Objective: In the listing below, how many lines contain the word "like"? Please respond with the number only.

Extracted data:
(begin)

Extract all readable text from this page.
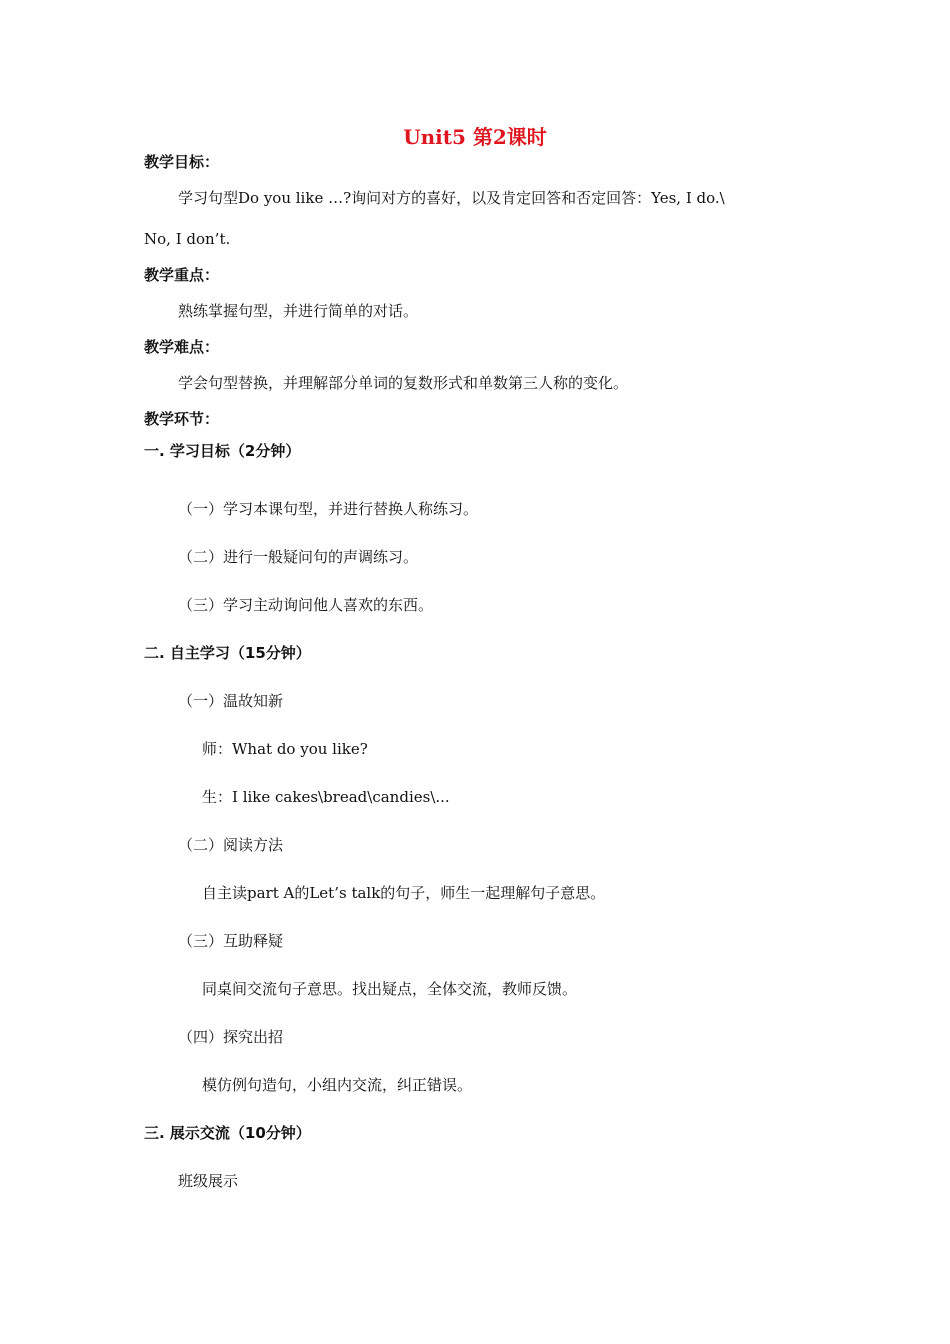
Unit5 第2课时
教学目标：
学习句型Do you like …?询问对方的喜好，以及肯定回答和否定回答：Yes, I do.\
No, I don’t.
教学重点：
熟练掌握句型，并进行简单的对话。
教学难点：
学会句型替换，并理解部分单词的复数形式和单数第三人称的变化。
教学环节：
一. 学习目标（2分钟）
（一）学习本课句型，并进行替换人称练习。
（二）进行一般疑问句的声调练习。
（三）学习主动询问他人喜欢的东西。
二. 自主学习（15分钟）
（一）温故知新
师：What do you like?
生：I like cakes\bread\candies\...
（二）阅读方法
自主读part A的Let’s talk的句子，师生一起理解句子意思。
（三）互助释疑
同桌间交流句子意思。找出疑点，全体交流，教师反馈。
（四）探究出招
模仿例句造句，小组内交流，纠正错误。
三. 展示交流（10分钟）
班级展示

(end)

Output for this task: 3